▽

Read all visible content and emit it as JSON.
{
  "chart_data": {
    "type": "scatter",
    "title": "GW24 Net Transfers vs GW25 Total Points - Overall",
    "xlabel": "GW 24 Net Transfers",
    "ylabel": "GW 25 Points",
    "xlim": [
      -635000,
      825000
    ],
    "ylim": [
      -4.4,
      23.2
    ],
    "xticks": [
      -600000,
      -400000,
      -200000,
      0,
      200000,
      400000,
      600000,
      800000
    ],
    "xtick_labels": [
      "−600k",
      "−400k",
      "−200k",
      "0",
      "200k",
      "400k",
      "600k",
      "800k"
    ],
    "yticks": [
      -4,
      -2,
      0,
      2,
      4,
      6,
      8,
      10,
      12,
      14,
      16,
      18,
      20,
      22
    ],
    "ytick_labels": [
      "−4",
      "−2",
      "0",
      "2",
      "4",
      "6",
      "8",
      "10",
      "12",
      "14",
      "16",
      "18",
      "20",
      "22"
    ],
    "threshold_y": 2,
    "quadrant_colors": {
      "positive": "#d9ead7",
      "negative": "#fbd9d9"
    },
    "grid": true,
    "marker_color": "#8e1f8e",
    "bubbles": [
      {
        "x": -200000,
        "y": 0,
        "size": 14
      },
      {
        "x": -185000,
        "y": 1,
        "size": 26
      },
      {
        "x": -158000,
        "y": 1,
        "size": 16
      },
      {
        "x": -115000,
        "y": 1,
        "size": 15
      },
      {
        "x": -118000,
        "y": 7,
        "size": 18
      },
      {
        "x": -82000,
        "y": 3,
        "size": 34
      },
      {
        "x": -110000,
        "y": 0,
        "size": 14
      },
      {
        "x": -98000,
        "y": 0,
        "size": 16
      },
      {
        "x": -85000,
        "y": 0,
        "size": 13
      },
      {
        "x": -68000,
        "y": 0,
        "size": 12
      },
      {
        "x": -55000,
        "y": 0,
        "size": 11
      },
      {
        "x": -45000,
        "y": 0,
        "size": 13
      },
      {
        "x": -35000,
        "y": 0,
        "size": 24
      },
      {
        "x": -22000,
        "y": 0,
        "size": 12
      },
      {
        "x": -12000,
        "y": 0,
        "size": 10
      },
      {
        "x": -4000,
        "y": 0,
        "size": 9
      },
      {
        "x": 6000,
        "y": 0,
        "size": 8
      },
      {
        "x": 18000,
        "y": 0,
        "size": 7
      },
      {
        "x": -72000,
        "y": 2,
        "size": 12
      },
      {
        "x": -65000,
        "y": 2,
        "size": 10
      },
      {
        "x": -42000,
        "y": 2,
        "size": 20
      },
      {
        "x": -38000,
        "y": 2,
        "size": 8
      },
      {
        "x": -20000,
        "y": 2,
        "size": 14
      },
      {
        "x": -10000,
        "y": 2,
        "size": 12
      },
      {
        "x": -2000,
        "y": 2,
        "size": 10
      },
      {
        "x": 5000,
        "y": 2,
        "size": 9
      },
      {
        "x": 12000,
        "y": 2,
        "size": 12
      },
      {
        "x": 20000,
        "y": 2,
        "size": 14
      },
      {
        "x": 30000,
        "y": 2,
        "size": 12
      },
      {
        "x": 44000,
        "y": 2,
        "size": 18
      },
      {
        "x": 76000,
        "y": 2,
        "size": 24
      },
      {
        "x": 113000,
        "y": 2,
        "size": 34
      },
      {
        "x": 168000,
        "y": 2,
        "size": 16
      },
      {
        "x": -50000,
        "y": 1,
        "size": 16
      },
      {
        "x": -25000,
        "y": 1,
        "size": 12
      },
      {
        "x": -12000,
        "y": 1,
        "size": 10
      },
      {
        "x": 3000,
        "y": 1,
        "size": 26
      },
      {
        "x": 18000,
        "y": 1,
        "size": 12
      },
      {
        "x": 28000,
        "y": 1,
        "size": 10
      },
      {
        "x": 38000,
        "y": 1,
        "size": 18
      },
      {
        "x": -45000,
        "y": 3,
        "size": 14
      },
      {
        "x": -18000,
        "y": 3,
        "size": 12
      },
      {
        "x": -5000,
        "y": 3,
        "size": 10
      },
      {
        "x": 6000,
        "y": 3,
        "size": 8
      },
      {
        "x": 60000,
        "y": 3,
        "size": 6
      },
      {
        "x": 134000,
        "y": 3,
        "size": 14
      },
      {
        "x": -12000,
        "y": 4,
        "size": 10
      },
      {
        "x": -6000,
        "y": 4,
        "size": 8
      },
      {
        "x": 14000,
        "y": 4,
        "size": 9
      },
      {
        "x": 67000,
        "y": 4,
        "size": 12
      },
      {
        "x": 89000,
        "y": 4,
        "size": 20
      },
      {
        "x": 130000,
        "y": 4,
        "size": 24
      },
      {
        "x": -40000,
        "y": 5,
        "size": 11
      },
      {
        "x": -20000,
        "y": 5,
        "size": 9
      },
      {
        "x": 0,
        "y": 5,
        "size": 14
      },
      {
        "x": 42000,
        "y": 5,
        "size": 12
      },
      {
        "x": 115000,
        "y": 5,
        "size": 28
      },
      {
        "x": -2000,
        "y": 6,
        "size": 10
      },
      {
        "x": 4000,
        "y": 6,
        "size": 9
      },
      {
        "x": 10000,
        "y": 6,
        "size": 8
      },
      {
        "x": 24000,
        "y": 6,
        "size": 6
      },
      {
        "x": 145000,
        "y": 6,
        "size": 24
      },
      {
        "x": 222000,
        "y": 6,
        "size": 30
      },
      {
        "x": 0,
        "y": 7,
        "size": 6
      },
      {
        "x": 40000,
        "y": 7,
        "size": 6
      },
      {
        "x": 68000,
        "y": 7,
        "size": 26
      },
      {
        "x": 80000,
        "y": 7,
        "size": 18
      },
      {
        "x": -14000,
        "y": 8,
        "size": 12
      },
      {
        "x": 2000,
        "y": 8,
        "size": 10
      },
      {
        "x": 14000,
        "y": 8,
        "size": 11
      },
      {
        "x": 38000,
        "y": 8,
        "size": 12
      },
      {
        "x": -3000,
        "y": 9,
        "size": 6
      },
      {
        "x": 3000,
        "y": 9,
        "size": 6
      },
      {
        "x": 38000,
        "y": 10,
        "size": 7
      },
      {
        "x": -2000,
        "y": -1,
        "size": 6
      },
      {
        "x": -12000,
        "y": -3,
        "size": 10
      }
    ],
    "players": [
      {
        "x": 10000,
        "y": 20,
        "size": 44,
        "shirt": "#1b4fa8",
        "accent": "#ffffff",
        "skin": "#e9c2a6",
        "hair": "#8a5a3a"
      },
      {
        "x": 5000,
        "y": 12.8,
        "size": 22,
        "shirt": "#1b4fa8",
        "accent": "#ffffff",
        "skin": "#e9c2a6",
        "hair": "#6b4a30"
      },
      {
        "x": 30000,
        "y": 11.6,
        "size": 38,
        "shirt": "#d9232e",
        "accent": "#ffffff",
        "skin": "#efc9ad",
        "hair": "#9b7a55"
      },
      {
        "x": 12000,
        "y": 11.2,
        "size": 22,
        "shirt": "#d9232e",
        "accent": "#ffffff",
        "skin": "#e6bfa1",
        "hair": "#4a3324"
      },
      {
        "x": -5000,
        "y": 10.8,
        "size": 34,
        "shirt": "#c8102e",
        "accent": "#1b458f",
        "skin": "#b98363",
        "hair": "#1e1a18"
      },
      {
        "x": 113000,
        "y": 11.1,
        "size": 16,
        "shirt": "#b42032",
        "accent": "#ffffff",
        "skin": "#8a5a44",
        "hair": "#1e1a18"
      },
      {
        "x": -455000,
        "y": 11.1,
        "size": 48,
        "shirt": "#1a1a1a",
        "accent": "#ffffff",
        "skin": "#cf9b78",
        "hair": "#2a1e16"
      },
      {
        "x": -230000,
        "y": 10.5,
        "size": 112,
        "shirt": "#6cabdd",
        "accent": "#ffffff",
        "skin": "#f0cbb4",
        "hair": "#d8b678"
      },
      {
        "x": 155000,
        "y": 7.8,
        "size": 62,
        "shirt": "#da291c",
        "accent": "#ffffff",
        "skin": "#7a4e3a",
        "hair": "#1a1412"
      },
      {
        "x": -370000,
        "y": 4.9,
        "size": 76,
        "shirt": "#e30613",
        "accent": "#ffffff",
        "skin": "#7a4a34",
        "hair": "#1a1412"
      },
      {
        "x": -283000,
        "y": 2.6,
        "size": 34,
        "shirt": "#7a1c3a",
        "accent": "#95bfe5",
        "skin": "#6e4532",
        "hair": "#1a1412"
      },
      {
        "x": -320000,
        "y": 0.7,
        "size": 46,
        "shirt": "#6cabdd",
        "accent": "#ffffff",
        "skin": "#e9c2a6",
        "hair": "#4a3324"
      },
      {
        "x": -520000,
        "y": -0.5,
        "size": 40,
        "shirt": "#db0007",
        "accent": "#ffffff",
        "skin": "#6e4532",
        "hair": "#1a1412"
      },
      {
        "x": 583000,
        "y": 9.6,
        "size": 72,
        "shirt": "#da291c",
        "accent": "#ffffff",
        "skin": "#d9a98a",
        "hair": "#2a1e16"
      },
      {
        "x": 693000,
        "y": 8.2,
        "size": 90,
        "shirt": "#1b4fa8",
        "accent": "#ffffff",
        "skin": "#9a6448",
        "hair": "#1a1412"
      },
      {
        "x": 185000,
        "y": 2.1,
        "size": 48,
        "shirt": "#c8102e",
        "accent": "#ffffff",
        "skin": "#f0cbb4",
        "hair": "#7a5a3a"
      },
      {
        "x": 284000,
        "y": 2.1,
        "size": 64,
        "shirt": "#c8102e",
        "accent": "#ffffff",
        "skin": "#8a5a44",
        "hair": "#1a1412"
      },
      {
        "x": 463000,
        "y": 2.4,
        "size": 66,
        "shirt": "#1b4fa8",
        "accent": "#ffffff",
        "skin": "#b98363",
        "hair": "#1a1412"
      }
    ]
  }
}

△

Instructions for the task:
From the data, list each line in which the string "Transfers" appears.

Complete answer:
    "title": "GW24 Net Transfers vs GW25 Total Points - Overall",
    "xlabel": "GW 24 Net Transfers",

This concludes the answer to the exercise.